*** Entries supplied

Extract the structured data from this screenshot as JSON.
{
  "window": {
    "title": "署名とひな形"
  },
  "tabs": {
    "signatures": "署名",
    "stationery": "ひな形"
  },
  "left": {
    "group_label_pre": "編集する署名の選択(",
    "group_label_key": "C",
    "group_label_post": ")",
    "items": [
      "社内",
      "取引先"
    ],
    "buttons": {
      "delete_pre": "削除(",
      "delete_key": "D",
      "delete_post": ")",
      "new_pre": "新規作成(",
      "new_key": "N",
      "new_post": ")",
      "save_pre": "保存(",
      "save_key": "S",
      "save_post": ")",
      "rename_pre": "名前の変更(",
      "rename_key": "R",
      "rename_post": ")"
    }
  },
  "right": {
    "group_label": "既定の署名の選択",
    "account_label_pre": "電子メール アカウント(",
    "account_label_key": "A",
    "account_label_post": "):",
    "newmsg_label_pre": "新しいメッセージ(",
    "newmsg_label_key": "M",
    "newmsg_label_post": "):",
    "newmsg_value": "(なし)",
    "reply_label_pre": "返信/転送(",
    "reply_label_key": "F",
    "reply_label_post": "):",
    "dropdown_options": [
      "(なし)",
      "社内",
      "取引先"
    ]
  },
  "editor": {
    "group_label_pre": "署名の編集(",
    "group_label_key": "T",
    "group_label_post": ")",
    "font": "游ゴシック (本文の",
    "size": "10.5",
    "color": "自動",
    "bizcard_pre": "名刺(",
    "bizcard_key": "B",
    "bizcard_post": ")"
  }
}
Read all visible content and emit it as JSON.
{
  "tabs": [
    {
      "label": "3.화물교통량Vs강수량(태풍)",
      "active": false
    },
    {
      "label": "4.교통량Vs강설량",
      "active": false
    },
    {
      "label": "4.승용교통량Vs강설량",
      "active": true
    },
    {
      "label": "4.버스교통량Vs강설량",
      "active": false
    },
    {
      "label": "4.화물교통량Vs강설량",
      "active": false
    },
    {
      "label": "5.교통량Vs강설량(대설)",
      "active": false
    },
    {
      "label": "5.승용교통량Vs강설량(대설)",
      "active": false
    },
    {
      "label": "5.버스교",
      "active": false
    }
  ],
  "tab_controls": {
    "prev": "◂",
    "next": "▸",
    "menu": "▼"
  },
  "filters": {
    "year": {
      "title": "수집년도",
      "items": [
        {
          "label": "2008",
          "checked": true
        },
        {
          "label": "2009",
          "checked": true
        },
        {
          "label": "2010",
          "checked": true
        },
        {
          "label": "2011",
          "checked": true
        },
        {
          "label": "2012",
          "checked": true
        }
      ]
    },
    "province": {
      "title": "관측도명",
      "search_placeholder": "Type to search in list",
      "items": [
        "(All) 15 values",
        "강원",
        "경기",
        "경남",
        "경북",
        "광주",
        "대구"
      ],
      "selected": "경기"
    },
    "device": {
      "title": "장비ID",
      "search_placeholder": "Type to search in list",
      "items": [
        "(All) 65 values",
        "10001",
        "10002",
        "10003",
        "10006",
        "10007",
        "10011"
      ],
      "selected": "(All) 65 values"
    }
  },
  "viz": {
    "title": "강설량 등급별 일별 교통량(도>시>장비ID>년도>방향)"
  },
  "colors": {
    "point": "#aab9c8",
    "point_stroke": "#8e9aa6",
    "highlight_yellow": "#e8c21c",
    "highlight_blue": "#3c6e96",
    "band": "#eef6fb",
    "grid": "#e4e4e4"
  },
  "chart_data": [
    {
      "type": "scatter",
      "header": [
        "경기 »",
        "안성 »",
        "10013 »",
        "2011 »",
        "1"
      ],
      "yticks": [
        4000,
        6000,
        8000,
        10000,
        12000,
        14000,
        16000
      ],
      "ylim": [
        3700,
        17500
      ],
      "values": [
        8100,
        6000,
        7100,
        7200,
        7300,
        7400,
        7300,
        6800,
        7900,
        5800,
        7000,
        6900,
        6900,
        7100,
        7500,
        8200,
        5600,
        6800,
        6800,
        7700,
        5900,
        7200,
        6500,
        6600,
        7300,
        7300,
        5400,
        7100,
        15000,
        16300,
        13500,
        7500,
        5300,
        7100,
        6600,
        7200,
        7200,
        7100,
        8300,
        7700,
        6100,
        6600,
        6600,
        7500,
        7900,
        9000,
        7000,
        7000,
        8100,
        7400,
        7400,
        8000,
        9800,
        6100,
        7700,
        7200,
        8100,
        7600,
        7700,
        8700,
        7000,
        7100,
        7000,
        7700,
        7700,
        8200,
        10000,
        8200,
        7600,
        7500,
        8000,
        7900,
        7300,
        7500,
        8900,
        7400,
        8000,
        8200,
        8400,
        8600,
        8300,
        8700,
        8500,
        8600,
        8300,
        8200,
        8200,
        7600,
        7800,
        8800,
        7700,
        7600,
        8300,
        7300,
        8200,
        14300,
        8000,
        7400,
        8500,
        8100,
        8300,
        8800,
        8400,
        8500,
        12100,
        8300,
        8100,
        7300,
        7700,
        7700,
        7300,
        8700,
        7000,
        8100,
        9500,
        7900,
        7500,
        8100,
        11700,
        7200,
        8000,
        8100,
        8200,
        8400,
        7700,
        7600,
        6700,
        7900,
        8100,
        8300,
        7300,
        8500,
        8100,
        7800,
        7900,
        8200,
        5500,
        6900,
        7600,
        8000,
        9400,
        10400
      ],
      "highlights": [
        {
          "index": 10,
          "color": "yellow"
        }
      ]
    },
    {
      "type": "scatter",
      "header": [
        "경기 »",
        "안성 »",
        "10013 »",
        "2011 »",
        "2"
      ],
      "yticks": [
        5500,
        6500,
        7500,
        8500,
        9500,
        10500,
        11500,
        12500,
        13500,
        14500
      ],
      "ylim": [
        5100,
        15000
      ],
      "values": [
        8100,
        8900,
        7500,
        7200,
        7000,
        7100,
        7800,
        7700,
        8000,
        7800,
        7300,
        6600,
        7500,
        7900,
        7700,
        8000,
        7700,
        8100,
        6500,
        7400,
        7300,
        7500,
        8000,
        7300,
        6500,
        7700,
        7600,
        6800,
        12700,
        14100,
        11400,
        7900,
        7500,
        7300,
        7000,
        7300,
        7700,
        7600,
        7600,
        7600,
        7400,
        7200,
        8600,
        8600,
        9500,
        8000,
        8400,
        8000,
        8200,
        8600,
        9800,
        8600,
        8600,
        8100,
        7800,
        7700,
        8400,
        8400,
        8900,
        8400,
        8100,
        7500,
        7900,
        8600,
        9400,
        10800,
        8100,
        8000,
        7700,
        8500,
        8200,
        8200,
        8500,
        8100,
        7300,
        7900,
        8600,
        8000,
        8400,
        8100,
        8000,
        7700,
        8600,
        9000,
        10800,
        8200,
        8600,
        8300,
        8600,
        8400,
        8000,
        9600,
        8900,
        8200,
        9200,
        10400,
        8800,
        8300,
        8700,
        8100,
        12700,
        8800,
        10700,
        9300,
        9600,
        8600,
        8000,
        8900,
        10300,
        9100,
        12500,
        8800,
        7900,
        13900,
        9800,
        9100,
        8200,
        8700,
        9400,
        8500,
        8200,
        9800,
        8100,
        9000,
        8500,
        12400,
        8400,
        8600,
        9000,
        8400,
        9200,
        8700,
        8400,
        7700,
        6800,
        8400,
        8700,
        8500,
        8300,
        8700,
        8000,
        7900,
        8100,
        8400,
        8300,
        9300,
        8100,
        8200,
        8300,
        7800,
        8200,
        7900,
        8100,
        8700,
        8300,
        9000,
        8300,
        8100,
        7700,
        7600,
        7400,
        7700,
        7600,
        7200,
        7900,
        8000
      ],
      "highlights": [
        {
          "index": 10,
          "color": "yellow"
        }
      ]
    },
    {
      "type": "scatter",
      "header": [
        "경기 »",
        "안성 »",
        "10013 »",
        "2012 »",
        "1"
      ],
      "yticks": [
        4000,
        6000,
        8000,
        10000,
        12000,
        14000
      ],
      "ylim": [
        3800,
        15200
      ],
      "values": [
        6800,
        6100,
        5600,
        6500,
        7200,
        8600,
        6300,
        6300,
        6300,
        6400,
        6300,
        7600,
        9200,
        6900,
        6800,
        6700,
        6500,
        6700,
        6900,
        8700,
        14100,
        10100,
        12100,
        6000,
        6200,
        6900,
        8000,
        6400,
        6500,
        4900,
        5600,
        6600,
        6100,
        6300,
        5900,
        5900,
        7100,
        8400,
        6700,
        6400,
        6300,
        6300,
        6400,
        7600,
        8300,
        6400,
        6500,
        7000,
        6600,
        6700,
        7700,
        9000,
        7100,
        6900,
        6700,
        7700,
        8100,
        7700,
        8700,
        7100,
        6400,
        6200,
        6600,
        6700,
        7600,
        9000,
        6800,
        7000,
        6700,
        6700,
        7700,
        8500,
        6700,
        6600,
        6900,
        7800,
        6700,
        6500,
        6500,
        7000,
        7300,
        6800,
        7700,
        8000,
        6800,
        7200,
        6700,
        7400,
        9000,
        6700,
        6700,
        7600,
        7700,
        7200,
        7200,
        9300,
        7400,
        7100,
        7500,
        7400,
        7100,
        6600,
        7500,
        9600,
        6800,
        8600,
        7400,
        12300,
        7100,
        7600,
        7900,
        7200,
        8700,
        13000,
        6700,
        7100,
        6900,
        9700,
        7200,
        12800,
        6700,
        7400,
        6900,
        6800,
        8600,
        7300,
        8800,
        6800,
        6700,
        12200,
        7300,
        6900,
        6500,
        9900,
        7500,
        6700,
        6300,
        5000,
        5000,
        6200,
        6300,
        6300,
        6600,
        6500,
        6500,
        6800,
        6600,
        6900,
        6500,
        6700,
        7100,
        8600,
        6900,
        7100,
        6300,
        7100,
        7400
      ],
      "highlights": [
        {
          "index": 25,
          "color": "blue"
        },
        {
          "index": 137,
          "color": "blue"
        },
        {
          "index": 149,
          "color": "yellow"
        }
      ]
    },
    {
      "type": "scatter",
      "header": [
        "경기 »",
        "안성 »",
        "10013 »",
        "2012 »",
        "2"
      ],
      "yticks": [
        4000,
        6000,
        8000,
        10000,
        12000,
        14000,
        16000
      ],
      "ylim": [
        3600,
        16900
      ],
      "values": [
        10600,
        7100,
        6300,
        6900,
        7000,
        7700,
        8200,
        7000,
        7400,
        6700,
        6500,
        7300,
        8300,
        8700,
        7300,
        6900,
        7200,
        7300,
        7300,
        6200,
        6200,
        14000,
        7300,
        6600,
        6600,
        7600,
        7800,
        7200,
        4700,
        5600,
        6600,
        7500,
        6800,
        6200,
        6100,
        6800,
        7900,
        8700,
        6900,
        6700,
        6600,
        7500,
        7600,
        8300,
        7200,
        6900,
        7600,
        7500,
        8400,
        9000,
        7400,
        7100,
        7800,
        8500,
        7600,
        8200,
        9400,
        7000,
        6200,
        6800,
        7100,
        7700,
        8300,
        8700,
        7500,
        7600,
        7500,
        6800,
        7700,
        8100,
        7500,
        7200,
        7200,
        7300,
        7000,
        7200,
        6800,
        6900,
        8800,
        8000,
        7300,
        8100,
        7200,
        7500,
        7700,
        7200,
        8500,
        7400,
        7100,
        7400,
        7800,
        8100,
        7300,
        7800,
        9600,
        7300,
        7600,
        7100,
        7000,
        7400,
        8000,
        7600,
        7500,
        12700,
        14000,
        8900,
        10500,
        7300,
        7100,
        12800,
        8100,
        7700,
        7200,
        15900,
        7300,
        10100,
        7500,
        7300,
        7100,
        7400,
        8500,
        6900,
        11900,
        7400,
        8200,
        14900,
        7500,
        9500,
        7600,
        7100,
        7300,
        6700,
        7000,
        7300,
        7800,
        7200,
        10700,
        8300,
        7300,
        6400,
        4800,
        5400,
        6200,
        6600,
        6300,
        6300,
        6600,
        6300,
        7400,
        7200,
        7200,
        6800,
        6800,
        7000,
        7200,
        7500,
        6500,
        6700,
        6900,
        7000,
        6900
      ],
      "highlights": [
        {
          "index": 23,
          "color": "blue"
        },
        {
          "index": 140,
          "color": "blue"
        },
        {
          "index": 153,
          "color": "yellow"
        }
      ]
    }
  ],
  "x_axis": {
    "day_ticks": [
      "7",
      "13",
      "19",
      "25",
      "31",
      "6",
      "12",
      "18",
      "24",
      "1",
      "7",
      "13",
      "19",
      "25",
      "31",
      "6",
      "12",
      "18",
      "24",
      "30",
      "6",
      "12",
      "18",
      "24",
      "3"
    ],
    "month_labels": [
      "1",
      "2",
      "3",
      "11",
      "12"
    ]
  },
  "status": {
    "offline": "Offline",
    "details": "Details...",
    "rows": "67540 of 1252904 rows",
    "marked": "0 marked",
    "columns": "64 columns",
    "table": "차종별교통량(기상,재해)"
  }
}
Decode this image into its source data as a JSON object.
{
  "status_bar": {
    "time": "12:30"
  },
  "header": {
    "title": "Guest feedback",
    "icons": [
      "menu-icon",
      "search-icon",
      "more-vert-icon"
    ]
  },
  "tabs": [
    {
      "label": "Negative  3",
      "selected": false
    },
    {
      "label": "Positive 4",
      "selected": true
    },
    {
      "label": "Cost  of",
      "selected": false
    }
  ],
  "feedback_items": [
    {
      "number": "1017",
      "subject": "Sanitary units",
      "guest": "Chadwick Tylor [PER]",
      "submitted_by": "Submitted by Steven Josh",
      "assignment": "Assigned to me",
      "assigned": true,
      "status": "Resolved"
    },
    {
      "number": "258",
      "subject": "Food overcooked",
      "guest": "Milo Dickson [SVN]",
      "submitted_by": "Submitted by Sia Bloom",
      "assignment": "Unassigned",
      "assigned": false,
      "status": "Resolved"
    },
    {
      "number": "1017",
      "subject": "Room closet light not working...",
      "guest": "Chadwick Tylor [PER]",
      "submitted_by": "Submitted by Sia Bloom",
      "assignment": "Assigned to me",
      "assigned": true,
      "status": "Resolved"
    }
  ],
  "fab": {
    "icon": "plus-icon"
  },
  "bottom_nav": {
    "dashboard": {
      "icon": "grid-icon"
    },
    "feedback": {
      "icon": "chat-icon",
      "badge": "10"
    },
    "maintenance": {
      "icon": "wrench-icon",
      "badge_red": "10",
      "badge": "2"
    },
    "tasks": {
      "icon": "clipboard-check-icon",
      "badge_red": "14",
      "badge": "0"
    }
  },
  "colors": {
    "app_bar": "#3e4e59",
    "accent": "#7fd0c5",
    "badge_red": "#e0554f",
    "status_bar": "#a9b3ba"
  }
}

******

From the entries, report each line that includes the word "승용교통량Vs강설량".

      "label": "4.승용교통량Vs강설량",
      "label": "5.승용교통량Vs강설량(대설)",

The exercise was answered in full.